== Material to process ==

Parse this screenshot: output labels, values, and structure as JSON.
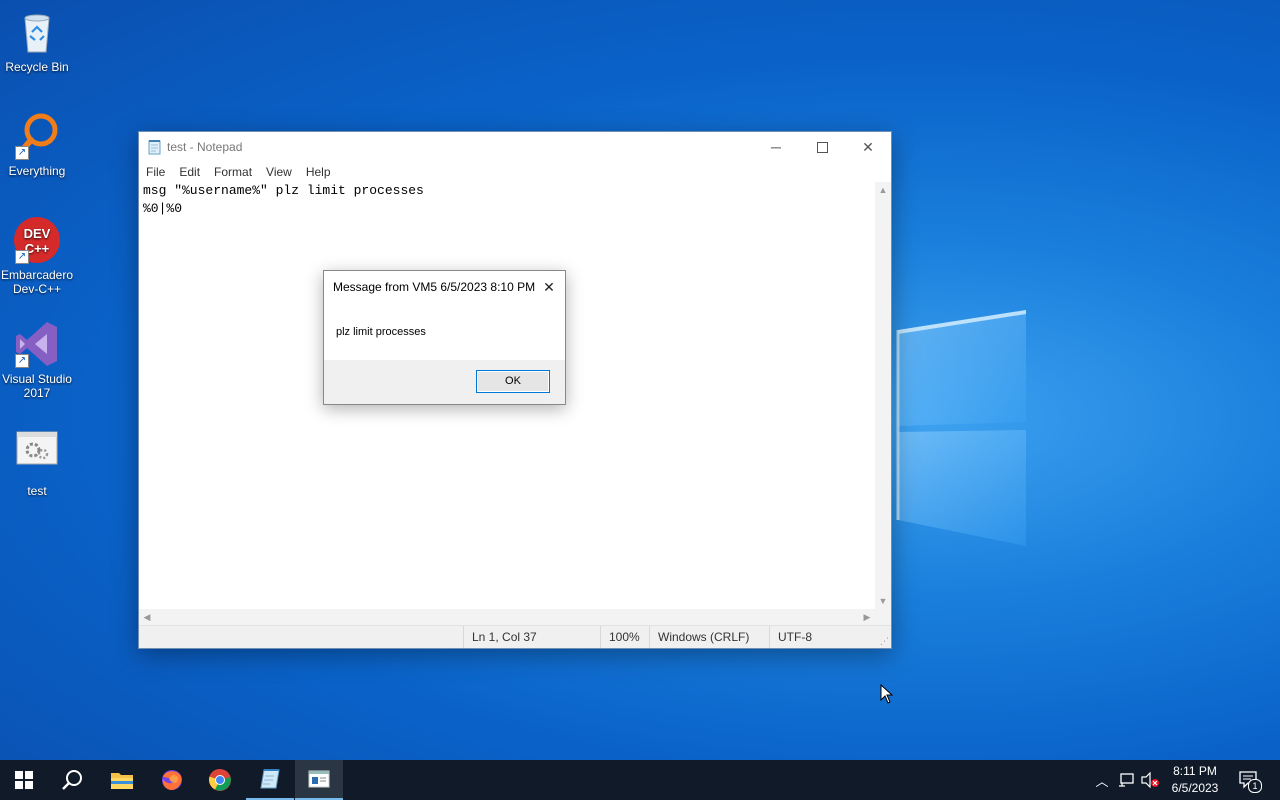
{
  "desktop": {
    "icons": [
      {
        "label": "Recycle Bin",
        "icon": "recycle-bin-icon"
      },
      {
        "label": "Everything",
        "icon": "everything-search-icon"
      },
      {
        "label": "Embarcadero Dev-C++",
        "icon": "devcpp-icon",
        "glyph": "DEV C++"
      },
      {
        "label": "Visual Studio 2017",
        "icon": "visual-studio-icon"
      },
      {
        "label": "test",
        "icon": "batch-file-icon"
      }
    ]
  },
  "notepad": {
    "title": "test - Notepad",
    "menu": [
      "File",
      "Edit",
      "Format",
      "View",
      "Help"
    ],
    "content": "msg \"%username%\" plz limit processes\n%0|%0",
    "status": {
      "position": "Ln 1, Col 37",
      "zoom": "100%",
      "line_ending": "Windows (CRLF)",
      "encoding": "UTF-8"
    }
  },
  "message_box": {
    "title": "Message from VM5 6/5/2023 8:10 PM",
    "text": "plz limit processes",
    "ok_label": "OK"
  },
  "taskbar": {
    "pinned": [
      {
        "name": "start-button",
        "icon": "windows-logo-icon"
      },
      {
        "name": "search-button",
        "icon": "search-icon"
      },
      {
        "name": "file-explorer",
        "icon": "folder-icon"
      },
      {
        "name": "firefox",
        "icon": "firefox-icon"
      },
      {
        "name": "chrome",
        "icon": "chrome-icon"
      },
      {
        "name": "notepad",
        "icon": "notepad-icon"
      },
      {
        "name": "message-window",
        "icon": "message-window-icon"
      }
    ],
    "clock": {
      "time": "8:11 PM",
      "date": "6/5/2023"
    },
    "notification_count": "1"
  },
  "colors": {
    "desktop_blue": "#0a63c9",
    "taskbar": "#101a29",
    "accent": "#0078d7"
  }
}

===

■ Brief
Collect each line of the entries that has the word "processes", copying it in full.

■ Solution
    "content": "msg \"%username%\" plz limit processes\n%0|%0",
    "text": "plz limit processes",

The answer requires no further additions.